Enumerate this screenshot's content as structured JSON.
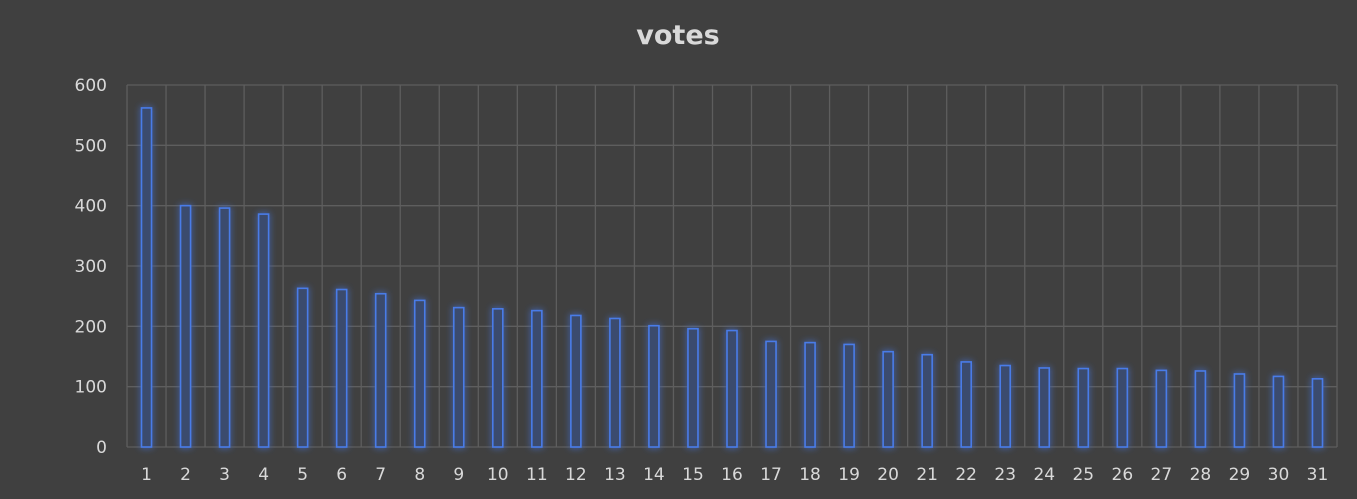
{
  "chart_data": {
    "type": "bar",
    "title": "votes",
    "xlabel": "",
    "ylabel": "",
    "categories": [
      "1",
      "2",
      "3",
      "4",
      "5",
      "6",
      "7",
      "8",
      "9",
      "10",
      "11",
      "12",
      "13",
      "14",
      "15",
      "16",
      "17",
      "18",
      "19",
      "20",
      "21",
      "22",
      "23",
      "24",
      "25",
      "26",
      "27",
      "28",
      "29",
      "30",
      "31"
    ],
    "values": [
      562,
      400,
      396,
      386,
      263,
      261,
      254,
      243,
      231,
      229,
      226,
      218,
      213,
      201,
      196,
      193,
      175,
      173,
      170,
      158,
      153,
      141,
      135,
      131,
      130,
      130,
      127,
      126,
      121,
      117,
      113
    ],
    "ylim": [
      0,
      600
    ],
    "yticks": [
      0,
      100,
      200,
      300,
      400,
      500,
      600
    ],
    "grid": {
      "horizontal": true,
      "vertical": true
    },
    "legend": "none",
    "colors": {
      "background": "#404040",
      "bar_fill": "#3b4b6e",
      "bar_stroke": "#4a7be8",
      "bar_glow": "#2f63d6",
      "grid": "#5e5e5e",
      "text": "#d9d9d9"
    }
  }
}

* _SET PROBLEM_
Every record above should be written out again exactly; the pictures stay out of the copy.

* _EXERCISE ANSWER_
Enumerate this screenshot's content as structured JSON.
{
  "chart_data": {
    "type": "bar",
    "title": "votes",
    "xlabel": "",
    "ylabel": "",
    "categories": [
      "1",
      "2",
      "3",
      "4",
      "5",
      "6",
      "7",
      "8",
      "9",
      "10",
      "11",
      "12",
      "13",
      "14",
      "15",
      "16",
      "17",
      "18",
      "19",
      "20",
      "21",
      "22",
      "23",
      "24",
      "25",
      "26",
      "27",
      "28",
      "29",
      "30",
      "31"
    ],
    "values": [
      562,
      400,
      396,
      386,
      263,
      261,
      254,
      243,
      231,
      229,
      226,
      218,
      213,
      201,
      196,
      193,
      175,
      173,
      170,
      158,
      153,
      141,
      135,
      131,
      130,
      130,
      127,
      126,
      121,
      117,
      113
    ],
    "ylim": [
      0,
      600
    ],
    "yticks": [
      0,
      100,
      200,
      300,
      400,
      500,
      600
    ],
    "grid": {
      "horizontal": true,
      "vertical": true
    },
    "legend": "none",
    "colors": {
      "background": "#404040",
      "bar_fill": "#3b4b6e",
      "bar_stroke": "#4a7be8",
      "bar_glow": "#2f63d6",
      "grid": "#5e5e5e",
      "text": "#d9d9d9"
    }
  }
}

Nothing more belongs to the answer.